Goal: Locate each line of the material that contains "data", then return it.

= = = = = = =

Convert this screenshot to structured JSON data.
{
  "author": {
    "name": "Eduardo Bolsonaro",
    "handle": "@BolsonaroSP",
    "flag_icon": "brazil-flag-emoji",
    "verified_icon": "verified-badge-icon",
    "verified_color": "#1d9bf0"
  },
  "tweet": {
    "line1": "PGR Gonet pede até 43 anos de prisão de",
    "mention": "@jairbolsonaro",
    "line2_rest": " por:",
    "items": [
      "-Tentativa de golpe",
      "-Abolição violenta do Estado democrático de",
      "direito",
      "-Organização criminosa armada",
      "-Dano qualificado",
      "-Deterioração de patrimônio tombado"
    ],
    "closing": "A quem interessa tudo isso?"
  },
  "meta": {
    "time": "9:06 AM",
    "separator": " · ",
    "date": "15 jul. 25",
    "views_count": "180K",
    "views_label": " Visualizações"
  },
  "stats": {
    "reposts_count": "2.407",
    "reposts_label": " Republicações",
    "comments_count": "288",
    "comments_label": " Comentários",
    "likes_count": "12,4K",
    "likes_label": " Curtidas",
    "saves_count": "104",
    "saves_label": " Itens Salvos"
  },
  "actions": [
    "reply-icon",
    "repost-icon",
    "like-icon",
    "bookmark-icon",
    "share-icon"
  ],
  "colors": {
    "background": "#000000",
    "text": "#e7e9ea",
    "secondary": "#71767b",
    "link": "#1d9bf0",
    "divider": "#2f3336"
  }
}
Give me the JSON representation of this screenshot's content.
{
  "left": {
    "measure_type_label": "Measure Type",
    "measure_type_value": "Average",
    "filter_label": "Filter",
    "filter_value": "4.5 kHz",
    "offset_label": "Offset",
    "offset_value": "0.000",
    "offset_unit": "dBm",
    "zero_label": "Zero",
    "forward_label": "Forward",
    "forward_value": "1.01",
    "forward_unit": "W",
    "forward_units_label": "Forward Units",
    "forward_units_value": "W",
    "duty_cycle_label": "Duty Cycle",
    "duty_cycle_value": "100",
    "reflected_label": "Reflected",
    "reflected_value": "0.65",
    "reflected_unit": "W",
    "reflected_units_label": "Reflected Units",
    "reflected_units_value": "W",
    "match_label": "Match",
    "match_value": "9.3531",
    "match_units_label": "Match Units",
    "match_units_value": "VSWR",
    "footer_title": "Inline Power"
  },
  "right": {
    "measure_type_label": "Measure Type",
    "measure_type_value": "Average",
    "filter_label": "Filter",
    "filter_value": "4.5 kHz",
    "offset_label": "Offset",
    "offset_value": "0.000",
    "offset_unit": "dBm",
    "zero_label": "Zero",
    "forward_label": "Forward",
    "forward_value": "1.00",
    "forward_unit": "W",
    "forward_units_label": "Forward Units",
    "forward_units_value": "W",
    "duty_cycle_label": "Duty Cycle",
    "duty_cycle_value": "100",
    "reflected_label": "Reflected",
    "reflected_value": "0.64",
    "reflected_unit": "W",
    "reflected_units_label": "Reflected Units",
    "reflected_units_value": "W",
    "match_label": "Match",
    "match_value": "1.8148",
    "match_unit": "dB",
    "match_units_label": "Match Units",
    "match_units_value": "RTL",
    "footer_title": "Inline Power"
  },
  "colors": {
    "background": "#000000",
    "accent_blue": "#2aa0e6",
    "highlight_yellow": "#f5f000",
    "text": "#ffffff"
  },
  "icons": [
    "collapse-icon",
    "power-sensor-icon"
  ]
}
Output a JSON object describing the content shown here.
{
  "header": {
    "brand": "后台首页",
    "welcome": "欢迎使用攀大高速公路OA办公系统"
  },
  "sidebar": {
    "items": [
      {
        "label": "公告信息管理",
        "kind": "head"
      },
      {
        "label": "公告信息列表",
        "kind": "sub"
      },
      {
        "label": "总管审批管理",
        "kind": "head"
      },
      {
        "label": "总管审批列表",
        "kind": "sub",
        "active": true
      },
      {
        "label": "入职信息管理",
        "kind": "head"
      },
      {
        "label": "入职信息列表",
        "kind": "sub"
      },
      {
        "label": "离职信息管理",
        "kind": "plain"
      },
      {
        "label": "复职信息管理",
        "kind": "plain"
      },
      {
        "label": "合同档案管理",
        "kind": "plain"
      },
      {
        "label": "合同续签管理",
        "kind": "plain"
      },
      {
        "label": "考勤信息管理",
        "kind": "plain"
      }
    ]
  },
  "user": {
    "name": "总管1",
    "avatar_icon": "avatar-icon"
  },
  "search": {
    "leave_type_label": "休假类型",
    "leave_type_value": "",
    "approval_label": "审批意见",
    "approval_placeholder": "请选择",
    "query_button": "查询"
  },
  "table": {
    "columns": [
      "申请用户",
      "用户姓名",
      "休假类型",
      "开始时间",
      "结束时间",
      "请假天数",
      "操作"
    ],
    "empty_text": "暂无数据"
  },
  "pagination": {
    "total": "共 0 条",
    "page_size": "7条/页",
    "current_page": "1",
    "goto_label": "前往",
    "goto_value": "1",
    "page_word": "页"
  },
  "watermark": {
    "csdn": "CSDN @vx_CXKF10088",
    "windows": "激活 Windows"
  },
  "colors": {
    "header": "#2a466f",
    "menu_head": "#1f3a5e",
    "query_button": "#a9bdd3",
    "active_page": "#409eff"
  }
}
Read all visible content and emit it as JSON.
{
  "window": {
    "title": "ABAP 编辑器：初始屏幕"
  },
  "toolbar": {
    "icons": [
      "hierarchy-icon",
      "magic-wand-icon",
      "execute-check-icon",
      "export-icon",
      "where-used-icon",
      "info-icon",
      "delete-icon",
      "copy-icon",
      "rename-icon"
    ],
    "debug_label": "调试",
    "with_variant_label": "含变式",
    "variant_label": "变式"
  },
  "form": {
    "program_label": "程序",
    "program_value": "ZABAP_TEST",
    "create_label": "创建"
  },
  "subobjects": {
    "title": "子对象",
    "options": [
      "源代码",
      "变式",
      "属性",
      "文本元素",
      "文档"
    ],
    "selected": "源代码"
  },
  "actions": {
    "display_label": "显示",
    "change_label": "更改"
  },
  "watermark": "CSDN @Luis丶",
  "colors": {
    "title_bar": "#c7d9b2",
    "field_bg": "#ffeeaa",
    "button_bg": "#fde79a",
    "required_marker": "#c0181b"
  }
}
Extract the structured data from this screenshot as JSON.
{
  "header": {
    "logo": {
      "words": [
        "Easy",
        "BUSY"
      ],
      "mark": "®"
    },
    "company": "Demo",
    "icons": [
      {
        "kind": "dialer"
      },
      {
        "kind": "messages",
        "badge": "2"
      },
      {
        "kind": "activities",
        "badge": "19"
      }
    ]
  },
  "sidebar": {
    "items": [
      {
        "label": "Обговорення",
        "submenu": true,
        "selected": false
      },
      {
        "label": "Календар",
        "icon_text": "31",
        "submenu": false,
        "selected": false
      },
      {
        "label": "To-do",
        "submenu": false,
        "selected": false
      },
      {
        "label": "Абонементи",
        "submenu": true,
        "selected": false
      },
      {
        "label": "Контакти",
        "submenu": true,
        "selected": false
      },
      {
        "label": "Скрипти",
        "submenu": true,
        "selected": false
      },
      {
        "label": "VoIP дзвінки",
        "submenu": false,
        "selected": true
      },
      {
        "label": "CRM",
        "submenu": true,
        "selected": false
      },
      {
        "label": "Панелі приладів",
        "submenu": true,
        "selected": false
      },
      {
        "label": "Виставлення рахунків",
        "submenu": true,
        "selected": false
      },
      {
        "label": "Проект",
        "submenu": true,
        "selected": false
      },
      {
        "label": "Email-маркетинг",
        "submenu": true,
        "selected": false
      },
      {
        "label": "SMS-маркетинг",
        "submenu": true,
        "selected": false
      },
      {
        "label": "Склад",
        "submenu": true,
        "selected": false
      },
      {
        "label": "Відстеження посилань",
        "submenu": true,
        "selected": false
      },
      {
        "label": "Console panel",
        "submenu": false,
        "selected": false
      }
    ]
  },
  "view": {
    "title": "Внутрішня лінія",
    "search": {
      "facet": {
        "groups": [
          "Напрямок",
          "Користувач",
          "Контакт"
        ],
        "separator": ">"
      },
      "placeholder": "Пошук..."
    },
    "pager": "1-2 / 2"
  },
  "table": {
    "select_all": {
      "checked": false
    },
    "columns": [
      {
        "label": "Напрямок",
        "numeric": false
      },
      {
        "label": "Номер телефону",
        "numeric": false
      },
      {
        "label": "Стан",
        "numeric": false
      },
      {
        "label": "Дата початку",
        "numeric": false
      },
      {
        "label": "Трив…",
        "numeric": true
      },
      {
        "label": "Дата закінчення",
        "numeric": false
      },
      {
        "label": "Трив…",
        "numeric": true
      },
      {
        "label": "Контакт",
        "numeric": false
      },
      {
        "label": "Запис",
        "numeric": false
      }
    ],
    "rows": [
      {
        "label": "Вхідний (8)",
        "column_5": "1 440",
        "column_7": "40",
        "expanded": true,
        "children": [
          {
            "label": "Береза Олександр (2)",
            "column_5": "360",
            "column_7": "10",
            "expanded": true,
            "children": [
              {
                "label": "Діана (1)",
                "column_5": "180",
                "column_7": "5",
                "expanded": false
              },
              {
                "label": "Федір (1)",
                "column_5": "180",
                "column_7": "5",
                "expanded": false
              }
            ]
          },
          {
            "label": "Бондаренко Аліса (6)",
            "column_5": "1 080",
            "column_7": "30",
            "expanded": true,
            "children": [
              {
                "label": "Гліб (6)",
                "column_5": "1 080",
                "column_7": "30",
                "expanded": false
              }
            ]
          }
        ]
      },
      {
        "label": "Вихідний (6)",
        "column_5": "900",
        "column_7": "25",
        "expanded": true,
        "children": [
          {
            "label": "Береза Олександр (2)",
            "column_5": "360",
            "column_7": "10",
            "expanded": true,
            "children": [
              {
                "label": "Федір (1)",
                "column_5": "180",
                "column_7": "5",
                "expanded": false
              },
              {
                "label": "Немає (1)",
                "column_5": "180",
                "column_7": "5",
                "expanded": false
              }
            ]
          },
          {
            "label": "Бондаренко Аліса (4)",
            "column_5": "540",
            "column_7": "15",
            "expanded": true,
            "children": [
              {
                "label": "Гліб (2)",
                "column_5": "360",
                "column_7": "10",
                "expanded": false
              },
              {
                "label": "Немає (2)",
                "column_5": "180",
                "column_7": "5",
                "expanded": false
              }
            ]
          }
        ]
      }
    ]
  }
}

= = = = = = =

Exercise response:
Convert this screenshot to structured JSON data.
Extract the structured data from this screenshot as JSON.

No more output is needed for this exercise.